[EXERCISE INSTRUCTIONS]:
Take from the listing each line that has the string "black".
* start INPUT RECORDS *
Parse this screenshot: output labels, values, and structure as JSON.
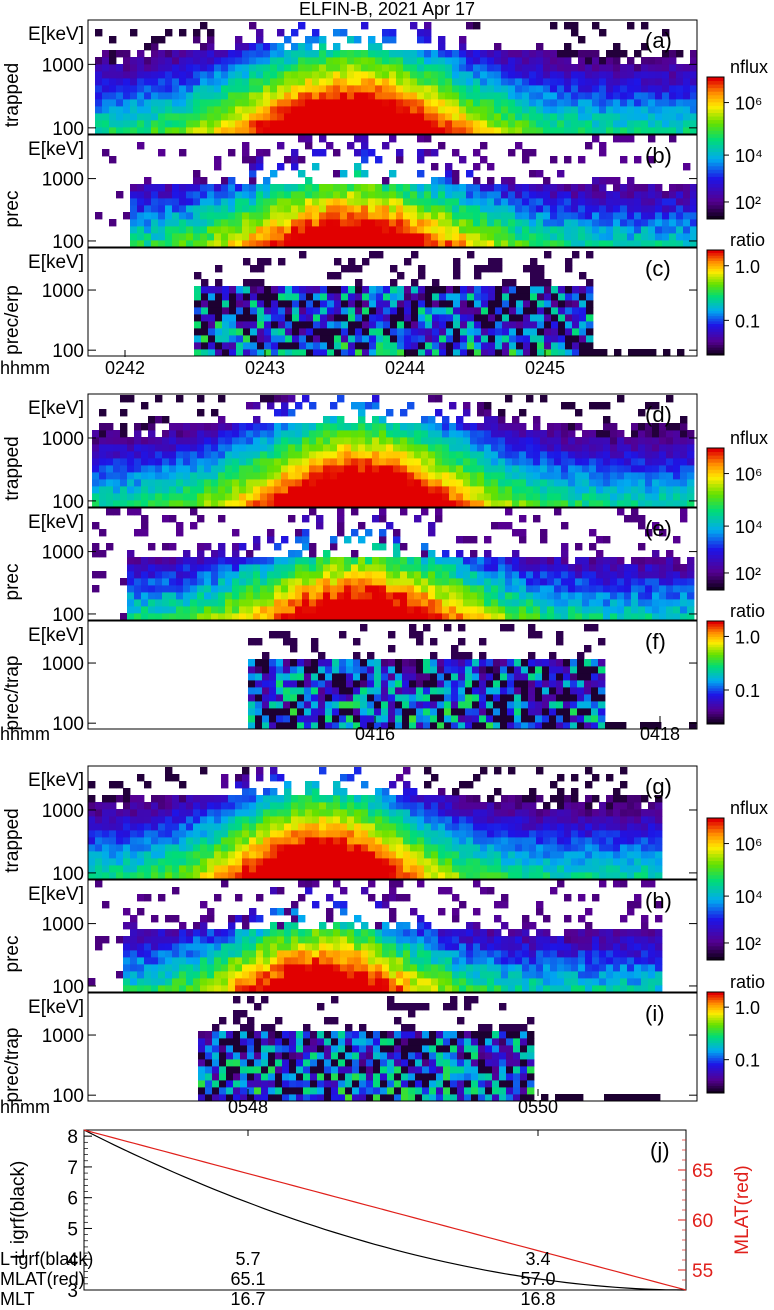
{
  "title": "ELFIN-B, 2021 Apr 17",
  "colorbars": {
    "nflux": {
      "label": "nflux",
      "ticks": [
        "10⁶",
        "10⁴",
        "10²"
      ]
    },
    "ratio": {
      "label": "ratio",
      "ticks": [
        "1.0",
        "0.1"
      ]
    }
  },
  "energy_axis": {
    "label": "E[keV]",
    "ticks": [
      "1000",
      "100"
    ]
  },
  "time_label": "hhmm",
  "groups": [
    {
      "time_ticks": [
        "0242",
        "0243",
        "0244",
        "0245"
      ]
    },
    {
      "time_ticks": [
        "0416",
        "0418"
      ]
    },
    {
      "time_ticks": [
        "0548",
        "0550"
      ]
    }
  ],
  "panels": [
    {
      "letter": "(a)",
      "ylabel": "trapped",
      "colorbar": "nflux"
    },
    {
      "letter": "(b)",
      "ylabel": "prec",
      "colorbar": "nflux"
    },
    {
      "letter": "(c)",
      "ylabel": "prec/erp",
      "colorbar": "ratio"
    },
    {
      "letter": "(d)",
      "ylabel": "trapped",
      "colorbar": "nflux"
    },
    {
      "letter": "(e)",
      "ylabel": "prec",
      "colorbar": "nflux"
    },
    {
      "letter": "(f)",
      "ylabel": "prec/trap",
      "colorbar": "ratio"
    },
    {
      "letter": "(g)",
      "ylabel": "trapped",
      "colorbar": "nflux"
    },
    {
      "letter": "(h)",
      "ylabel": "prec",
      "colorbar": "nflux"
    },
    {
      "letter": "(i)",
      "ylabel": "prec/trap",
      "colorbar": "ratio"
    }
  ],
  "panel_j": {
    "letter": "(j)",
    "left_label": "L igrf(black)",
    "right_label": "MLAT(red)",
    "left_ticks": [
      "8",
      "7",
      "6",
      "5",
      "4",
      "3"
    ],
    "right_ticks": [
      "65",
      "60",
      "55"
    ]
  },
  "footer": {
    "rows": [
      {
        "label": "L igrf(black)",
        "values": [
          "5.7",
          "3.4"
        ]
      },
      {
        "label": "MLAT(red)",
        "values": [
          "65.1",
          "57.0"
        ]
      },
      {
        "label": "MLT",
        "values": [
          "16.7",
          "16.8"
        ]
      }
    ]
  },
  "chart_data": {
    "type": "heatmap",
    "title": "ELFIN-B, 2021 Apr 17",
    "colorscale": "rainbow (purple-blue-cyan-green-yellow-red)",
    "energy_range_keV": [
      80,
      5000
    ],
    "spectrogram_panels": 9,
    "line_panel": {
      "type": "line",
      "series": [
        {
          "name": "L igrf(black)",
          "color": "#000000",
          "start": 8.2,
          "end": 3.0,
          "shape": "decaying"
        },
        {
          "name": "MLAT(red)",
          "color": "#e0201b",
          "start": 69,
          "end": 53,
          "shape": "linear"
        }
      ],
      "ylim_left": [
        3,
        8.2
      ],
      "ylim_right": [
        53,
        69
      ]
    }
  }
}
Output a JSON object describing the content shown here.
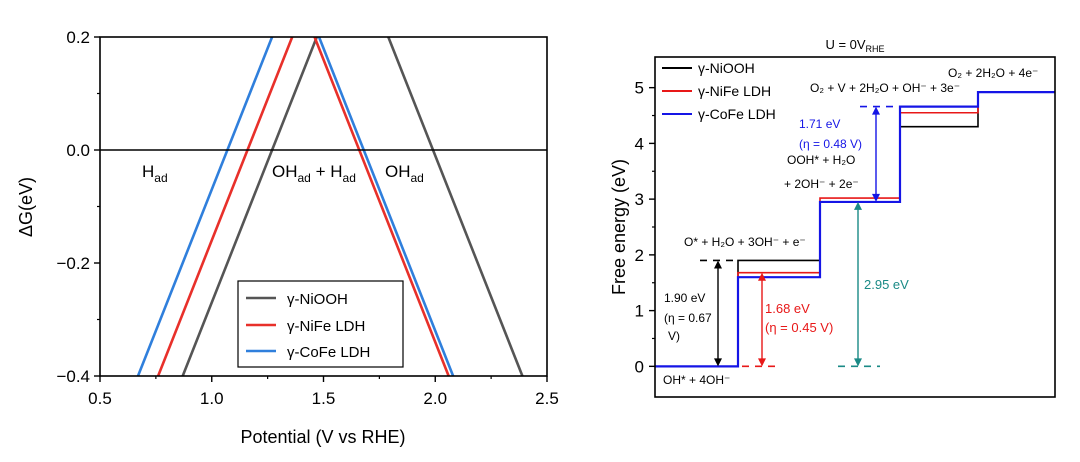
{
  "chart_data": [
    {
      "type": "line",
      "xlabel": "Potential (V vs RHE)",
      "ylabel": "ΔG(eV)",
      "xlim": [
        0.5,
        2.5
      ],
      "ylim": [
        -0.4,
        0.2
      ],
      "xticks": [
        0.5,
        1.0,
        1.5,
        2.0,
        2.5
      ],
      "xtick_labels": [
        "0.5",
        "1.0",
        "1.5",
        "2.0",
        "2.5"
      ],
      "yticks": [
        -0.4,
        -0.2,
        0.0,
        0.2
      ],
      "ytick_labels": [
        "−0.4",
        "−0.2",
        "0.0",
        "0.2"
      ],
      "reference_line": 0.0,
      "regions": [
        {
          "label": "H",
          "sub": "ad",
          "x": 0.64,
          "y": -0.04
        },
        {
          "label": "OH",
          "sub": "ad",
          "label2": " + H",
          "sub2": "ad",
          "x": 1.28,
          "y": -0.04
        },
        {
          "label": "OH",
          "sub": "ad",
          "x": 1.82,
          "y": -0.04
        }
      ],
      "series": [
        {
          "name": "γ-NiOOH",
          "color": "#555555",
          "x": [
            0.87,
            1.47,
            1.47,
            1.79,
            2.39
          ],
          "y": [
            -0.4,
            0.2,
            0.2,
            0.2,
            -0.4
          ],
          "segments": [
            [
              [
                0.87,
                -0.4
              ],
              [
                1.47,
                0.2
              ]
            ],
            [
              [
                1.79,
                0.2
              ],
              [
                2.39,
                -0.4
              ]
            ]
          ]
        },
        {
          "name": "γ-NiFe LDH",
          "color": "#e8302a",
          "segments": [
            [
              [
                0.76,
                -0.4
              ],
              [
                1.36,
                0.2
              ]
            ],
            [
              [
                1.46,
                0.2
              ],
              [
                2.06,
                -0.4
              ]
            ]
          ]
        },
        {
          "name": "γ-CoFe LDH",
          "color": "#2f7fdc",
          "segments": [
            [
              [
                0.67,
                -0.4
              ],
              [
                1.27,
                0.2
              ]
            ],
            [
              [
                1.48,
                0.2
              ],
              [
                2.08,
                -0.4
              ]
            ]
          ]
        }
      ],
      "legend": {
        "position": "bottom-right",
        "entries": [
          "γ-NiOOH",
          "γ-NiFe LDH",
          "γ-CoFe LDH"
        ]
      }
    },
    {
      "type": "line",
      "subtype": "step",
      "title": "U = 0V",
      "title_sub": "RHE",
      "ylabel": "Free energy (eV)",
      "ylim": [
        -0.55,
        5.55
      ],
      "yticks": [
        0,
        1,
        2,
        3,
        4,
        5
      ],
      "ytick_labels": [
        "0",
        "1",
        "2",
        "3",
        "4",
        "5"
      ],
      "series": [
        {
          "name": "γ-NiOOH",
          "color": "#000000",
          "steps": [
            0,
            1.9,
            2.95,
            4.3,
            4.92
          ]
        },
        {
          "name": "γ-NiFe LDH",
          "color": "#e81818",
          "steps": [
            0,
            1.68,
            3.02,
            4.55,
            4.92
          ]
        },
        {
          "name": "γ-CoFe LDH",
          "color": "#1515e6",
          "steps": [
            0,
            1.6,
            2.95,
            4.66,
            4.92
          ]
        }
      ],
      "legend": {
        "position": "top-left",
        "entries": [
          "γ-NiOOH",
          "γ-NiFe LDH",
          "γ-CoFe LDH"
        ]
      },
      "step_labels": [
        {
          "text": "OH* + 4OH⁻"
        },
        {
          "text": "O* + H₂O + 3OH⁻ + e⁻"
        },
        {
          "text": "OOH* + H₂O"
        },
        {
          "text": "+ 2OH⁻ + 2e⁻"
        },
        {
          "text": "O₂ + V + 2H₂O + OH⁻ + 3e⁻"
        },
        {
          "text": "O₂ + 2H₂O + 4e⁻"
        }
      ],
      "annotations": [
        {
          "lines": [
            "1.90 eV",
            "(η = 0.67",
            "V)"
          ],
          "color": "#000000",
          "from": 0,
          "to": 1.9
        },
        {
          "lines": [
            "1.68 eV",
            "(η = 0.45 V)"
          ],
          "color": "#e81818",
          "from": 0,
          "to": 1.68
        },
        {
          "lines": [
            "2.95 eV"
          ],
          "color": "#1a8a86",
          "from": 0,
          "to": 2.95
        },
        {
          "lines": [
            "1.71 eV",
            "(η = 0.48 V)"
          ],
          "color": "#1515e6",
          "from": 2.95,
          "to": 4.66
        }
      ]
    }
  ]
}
* end INPUT RECORDS *
[WRITTEN SOLUTION]:
    "left_label": "L igrf(black)",
        "label": "L igrf(black)",
          "name": "L igrf(black)",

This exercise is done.